• [INPUT ROWS]:
━━━

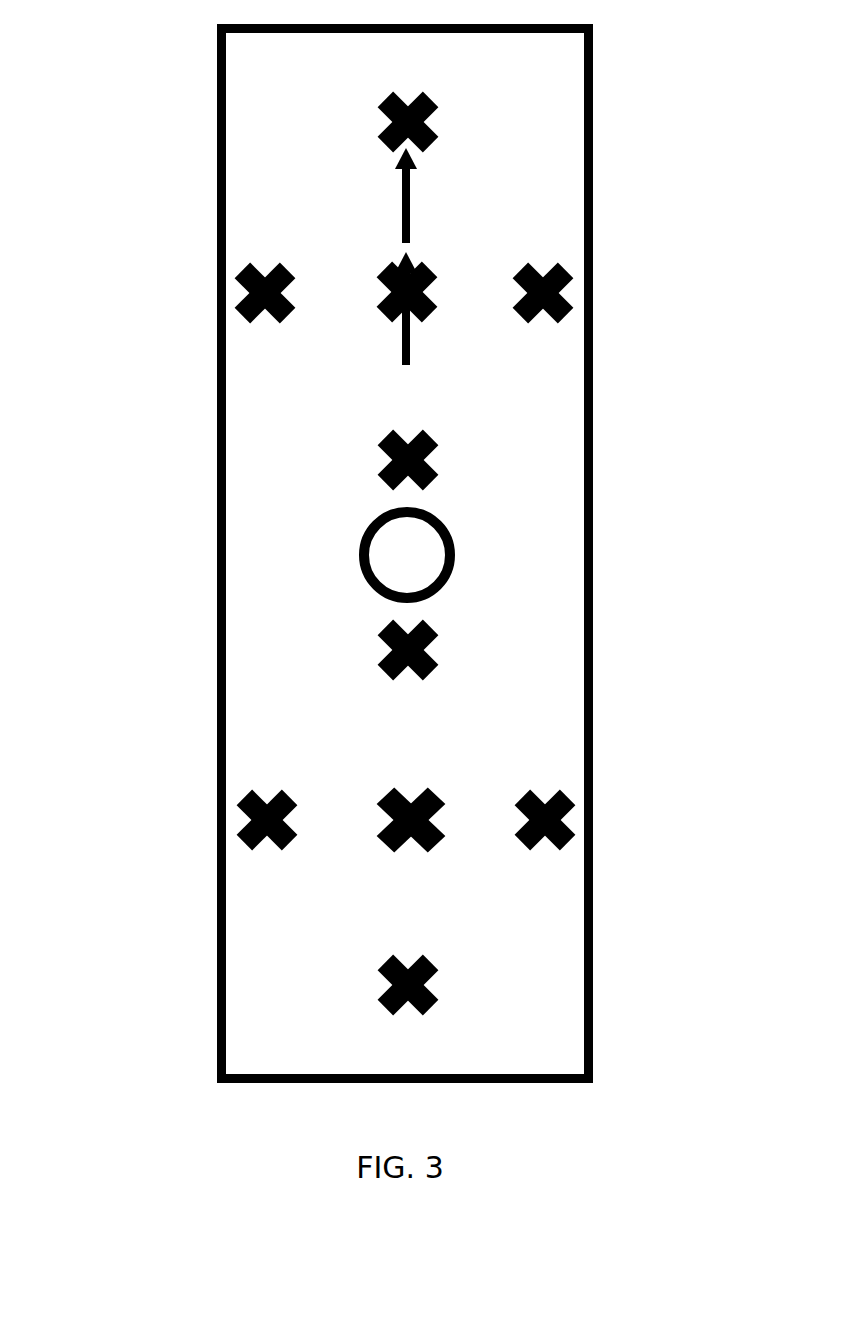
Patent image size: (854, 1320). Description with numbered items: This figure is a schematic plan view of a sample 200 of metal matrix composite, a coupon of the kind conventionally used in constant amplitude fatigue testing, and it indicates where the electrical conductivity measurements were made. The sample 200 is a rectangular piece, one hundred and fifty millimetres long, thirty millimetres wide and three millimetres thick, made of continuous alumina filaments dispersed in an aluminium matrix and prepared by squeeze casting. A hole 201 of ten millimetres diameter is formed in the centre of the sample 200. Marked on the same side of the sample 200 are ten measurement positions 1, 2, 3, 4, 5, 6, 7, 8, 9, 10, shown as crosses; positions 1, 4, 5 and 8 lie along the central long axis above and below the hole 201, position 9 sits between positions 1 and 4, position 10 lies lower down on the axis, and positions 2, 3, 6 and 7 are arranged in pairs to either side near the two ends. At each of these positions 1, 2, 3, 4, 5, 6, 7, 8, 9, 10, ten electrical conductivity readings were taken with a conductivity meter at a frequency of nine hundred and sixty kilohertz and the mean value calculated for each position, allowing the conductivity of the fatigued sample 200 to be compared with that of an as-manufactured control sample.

The sample 200 is at (263, 185).
The hole 201 is at (413, 555).
The measurement position 1 is at (408, 122).
The measurement position 2 is at (265, 293).
The measurement position 3 is at (543, 293).
The measurement position 4 is at (408, 460).
The measurement position 5 is at (408, 650).
The measurement position 6 is at (267, 820).
The measurement position 7 is at (545, 820).
The measurement position 8 is at (408, 985).
The measurement position 9 is at (407, 292).
The measurement position 10 is at (411, 819).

━━━

• [SHORT EXERCISE]: Revise the items from the first line through the line containing "The sample 200 is at (263, 185).", inclusive, so that "coupon" becomes "specimen" and nothing else changes. Return only those lines, without the pictures.

• [SOLUTION TO THIS EXERCISE]:
Patent image size: (854, 1320). Description with numbered items: This figure is a schematic plan view of a sample 200 of metal matrix composite, a specimen of the kind conventionally used in constant amplitude fatigue testing, and it indicates where the electrical conductivity measurements were made. The sample 200 is a rectangular piece, one hundred and fifty millimetres long, thirty millimetres wide and three millimetres thick, made of continuous alumina filaments dispersed in an aluminium matrix and prepared by squeeze casting. A hole 201 of ten millimetres diameter is formed in the centre of the sample 200. Marked on the same side of the sample 200 are ten measurement positions 1, 2, 3, 4, 5, 6, 7, 8, 9, 10, shown as crosses; positions 1, 4, 5 and 8 lie along the central long axis above and below the hole 201, position 9 sits between positions 1 and 4, position 10 lies lower down on the axis, and positions 2, 3, 6 and 7 are arranged in pairs to either side near the two ends. At each of these positions 1, 2, 3, 4, 5, 6, 7, 8, 9, 10, ten electrical conductivity readings were taken with a conductivity meter at a frequency of nine hundred and sixty kilohertz and the mean value calculated for each position, allowing the conductivity of the fatigued sample 200 to be compared with that of an as-manufactured control sample.

The sample 200 is at (263, 185).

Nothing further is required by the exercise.